In the data below, find every line with the string "icon" and pull it out.

## RECORDS PROVIDED:
******
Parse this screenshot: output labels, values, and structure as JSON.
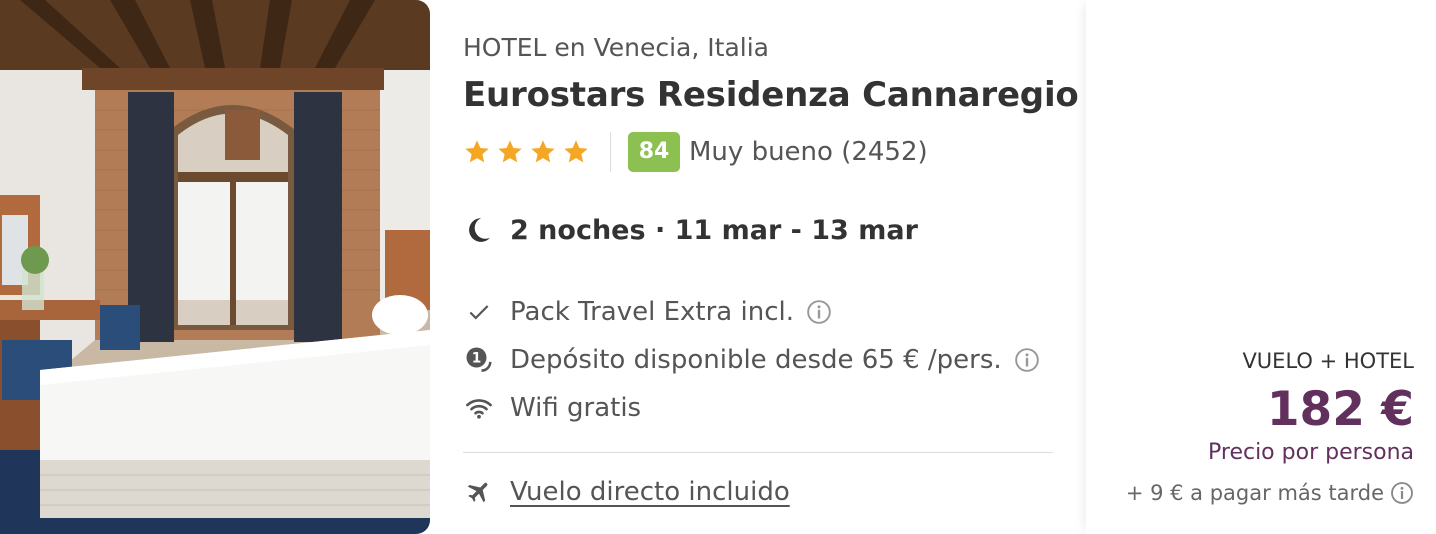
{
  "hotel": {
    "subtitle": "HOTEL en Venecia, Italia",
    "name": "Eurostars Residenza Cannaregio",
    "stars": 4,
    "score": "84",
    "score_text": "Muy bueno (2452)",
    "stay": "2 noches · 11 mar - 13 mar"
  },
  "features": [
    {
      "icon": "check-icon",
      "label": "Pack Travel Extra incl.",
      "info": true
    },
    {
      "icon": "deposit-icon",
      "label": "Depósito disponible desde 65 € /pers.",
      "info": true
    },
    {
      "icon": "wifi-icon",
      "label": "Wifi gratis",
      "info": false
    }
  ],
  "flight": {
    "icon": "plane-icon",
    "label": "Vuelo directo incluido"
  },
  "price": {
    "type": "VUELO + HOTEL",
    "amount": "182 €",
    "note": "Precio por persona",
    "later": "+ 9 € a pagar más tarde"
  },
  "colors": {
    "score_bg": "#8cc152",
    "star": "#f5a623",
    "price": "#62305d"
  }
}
******
## FINAL ANSWER:
      "icon": "check-icon",
      "icon": "deposit-icon",
      "icon": "wifi-icon",
    "icon": "plane-icon",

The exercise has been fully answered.